··· SOURCE DATA ···

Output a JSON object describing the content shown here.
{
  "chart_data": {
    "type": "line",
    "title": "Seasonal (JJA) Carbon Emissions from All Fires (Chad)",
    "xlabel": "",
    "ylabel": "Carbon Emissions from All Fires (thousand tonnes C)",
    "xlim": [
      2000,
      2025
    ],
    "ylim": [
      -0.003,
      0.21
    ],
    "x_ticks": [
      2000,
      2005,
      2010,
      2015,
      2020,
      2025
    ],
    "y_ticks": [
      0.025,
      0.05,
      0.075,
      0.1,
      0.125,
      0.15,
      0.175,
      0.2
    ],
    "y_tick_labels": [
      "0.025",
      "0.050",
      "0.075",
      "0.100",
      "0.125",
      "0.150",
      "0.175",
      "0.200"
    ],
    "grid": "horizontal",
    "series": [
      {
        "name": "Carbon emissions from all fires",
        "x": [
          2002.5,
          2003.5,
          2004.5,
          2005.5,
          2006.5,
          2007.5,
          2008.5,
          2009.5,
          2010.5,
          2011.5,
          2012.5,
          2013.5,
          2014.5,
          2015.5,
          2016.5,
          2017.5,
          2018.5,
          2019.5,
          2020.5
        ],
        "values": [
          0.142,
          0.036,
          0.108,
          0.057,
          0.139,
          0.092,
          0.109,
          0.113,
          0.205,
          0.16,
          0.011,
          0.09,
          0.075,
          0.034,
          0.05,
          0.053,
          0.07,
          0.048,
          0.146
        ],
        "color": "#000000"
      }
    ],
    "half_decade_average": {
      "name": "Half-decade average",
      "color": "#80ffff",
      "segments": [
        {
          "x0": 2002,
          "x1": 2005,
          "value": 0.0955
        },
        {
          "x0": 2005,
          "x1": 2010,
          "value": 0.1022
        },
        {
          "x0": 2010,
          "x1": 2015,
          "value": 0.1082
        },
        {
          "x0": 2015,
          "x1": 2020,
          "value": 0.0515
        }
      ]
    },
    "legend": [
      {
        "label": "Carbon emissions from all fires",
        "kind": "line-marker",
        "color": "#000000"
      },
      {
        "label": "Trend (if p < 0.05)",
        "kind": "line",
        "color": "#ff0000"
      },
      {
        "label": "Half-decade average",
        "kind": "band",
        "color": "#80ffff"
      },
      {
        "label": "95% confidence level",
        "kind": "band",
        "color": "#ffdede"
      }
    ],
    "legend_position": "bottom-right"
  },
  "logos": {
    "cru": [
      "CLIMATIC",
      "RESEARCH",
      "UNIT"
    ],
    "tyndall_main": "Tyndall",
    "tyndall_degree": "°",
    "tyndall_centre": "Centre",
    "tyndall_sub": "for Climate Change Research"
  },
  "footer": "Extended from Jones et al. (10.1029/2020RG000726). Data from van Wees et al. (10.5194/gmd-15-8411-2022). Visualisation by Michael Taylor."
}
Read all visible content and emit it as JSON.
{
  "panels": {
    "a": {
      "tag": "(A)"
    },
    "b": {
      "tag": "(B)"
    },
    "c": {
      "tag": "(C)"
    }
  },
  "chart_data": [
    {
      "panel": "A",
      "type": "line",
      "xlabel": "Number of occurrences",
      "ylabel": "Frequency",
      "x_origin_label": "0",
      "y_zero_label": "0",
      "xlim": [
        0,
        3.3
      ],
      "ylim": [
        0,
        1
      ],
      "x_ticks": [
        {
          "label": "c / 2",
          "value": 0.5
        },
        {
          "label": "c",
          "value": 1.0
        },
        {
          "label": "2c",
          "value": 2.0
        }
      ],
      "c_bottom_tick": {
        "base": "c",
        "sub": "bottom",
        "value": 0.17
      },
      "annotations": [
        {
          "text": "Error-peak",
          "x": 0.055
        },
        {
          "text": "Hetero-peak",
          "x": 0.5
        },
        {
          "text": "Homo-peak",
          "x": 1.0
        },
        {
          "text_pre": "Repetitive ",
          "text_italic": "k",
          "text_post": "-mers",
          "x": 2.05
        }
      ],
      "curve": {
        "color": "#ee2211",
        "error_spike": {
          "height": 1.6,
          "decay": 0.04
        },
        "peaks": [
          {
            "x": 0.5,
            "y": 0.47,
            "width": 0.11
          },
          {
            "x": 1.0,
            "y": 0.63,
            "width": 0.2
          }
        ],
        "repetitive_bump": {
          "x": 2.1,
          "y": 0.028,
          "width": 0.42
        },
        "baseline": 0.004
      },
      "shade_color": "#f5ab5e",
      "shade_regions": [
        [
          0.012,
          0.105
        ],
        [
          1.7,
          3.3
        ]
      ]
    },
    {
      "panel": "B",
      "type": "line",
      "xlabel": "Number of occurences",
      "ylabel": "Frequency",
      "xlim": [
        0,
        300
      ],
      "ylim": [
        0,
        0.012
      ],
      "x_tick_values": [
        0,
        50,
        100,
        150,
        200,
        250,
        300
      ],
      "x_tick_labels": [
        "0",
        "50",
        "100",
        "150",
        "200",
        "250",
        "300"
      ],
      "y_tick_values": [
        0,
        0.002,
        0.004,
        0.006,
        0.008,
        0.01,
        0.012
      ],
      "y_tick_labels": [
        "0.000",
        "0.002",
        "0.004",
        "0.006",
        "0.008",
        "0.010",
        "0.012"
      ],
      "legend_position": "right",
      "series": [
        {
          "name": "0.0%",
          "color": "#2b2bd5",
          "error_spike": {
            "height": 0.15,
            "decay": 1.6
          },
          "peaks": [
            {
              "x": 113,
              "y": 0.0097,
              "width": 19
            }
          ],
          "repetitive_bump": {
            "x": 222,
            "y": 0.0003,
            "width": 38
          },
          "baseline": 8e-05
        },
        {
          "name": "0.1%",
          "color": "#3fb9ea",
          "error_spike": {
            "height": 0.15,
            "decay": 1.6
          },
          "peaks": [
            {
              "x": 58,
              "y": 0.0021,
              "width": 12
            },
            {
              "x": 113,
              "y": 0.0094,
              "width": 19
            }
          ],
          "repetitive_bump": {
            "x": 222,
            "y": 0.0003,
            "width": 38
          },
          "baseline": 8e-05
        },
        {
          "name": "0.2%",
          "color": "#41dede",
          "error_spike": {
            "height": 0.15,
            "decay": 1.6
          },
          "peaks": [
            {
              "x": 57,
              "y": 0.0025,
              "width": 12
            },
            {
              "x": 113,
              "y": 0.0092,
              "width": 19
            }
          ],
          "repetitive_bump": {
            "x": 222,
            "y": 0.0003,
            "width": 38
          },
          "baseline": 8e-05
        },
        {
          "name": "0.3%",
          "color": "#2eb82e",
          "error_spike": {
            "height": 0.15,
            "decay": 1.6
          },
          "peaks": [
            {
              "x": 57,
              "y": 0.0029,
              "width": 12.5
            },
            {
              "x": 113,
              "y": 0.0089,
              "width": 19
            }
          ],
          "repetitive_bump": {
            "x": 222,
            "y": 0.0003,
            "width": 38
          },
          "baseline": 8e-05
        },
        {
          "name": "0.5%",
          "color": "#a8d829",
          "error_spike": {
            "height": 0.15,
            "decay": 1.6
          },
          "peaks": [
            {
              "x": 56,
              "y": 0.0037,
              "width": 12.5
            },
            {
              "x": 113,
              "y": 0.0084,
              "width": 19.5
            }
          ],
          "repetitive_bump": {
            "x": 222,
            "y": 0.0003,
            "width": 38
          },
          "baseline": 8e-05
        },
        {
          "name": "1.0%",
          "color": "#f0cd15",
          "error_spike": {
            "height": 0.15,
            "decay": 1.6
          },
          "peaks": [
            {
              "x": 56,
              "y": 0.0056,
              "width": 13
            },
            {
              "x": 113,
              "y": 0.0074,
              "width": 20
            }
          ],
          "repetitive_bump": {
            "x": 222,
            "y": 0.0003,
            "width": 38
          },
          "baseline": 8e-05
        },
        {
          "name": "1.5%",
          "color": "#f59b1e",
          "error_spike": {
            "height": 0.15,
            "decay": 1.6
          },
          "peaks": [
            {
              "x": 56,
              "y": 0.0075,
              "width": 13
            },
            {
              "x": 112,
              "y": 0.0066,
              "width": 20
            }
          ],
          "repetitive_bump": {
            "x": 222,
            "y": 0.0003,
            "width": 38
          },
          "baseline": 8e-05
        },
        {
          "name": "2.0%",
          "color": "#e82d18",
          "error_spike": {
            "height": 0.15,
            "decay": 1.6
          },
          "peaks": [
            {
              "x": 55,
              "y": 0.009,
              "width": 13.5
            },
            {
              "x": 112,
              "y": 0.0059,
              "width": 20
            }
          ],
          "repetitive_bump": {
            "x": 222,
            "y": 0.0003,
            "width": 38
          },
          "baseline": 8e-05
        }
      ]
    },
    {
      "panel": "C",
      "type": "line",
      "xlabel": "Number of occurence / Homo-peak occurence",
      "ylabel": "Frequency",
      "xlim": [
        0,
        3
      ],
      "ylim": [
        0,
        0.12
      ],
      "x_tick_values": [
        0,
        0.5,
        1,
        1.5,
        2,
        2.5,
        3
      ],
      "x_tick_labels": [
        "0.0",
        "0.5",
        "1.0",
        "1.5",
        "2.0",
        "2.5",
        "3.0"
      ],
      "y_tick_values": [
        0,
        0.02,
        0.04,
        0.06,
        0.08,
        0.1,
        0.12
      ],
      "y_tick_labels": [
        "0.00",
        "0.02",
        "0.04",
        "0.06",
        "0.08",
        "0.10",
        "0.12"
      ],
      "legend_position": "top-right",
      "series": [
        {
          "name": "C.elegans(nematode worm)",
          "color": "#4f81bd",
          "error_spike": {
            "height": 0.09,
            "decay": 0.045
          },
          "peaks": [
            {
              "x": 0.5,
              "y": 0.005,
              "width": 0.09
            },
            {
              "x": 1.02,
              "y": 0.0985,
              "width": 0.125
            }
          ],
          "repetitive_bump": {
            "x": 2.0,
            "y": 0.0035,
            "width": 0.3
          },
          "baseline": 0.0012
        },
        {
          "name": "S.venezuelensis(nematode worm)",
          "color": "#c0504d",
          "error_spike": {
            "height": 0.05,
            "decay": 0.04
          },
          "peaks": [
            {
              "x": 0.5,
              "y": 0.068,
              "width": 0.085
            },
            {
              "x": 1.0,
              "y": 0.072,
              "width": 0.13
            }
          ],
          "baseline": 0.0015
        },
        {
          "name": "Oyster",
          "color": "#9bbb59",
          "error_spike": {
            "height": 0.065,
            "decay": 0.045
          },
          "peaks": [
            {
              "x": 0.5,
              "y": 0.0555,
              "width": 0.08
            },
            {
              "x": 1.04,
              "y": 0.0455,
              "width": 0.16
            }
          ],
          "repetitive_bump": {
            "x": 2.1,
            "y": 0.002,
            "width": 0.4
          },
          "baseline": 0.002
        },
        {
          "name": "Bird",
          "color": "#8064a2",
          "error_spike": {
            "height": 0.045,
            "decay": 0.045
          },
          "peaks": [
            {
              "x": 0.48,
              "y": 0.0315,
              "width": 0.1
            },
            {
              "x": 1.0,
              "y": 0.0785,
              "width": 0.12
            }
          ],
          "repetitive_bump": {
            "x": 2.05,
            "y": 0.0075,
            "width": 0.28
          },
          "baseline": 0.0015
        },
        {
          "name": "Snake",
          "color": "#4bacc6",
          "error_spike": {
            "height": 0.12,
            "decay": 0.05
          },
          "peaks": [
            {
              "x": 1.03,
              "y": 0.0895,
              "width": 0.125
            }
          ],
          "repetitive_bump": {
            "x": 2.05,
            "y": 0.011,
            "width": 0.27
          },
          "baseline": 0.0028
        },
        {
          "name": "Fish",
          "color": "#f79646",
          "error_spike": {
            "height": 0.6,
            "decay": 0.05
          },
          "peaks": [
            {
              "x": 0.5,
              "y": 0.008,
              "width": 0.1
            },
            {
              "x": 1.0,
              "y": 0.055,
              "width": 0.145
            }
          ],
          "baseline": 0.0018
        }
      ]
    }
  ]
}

···

◆ **INSTRUCTION**:
Read the data above and pull out each line that holds the string "right".

◆ **FINAL RESULT**:
    "legend_position": "bottom-right"
      "legend_position": "right",
      "legend_position": "top-right",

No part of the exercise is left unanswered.